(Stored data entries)
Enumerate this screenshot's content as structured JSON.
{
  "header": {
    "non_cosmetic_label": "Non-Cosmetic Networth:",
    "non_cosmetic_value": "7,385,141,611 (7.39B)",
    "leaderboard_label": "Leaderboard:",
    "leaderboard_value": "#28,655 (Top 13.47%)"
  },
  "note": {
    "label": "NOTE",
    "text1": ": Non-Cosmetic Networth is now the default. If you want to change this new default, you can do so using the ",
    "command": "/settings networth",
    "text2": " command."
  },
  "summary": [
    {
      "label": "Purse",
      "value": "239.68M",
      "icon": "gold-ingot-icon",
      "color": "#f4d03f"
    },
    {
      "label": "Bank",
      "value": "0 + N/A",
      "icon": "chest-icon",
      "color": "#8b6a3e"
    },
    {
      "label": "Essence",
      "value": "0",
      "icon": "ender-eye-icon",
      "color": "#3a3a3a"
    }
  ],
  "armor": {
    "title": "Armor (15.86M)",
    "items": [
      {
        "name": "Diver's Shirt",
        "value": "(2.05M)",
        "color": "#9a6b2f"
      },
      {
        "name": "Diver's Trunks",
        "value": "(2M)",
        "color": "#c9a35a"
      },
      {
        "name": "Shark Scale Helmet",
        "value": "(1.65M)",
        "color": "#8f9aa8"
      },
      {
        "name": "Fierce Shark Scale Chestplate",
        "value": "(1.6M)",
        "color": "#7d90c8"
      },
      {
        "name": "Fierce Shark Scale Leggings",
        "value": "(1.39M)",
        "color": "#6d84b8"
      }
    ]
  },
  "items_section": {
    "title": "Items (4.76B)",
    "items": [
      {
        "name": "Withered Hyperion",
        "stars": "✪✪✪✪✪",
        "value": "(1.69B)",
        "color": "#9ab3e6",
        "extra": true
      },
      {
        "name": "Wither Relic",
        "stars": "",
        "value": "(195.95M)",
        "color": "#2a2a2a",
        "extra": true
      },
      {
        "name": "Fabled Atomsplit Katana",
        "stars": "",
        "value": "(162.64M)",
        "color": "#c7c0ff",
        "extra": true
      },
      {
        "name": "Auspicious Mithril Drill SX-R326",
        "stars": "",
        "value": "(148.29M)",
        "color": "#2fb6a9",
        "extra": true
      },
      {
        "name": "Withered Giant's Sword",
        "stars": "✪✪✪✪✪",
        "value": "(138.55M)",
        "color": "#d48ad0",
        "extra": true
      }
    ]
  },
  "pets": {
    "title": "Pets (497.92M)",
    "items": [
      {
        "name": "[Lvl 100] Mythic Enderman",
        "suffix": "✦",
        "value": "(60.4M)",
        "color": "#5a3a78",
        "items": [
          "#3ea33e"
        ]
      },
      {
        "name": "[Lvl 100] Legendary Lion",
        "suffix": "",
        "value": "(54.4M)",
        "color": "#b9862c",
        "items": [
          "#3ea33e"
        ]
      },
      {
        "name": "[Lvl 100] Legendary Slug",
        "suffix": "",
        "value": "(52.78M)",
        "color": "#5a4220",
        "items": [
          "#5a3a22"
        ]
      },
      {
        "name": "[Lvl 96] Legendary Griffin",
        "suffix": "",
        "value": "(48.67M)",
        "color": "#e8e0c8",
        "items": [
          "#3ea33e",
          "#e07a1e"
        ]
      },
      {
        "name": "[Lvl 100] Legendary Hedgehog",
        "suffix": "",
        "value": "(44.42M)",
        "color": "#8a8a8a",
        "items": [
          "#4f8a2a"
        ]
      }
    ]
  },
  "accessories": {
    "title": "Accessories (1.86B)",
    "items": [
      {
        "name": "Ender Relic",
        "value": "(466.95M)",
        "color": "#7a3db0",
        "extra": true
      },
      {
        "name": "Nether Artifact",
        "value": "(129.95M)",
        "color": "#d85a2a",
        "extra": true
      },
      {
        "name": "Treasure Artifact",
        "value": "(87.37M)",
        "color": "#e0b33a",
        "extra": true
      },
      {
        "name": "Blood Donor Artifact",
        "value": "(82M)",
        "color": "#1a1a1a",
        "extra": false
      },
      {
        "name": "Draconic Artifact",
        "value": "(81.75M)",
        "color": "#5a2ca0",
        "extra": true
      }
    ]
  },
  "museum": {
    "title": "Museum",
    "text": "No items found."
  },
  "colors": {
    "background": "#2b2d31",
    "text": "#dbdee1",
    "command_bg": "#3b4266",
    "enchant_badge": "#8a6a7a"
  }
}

---

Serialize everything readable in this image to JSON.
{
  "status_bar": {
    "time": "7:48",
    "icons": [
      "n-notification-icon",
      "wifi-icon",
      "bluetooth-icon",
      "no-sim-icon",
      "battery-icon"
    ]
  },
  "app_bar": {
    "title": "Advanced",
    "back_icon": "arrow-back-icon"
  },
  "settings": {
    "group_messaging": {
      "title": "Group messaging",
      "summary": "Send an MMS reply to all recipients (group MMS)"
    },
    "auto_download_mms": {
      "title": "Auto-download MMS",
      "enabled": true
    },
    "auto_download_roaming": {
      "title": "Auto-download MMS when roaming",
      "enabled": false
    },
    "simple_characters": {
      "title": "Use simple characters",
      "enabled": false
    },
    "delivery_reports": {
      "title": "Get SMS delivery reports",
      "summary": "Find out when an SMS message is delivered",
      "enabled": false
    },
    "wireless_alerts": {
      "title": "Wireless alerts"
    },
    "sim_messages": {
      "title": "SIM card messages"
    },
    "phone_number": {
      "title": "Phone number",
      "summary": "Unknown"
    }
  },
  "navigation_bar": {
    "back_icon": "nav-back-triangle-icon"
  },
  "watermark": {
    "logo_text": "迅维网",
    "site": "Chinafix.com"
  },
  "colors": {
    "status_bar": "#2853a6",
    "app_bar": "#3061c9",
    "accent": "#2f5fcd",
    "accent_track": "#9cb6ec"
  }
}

...

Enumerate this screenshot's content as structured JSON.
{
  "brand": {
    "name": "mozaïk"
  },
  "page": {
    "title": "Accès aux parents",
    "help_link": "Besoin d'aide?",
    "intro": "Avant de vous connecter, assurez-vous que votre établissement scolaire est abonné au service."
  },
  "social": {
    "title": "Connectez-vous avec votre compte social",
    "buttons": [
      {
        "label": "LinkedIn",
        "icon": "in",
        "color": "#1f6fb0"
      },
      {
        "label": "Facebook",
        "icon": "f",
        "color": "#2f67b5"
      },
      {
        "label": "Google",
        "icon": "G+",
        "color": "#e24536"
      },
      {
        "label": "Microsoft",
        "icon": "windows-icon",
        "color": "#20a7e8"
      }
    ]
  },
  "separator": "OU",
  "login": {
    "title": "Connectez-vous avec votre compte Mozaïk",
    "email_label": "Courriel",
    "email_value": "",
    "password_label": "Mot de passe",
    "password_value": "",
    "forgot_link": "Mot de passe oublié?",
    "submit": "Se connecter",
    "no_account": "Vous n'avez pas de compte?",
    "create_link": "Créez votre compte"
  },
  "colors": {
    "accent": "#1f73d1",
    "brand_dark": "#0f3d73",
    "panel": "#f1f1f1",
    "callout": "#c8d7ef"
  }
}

= Task objective =
Scan the material line by line and report each one that contains "settings".

= Output of the exercise =
    "command": "/settings networth",
  "settings": {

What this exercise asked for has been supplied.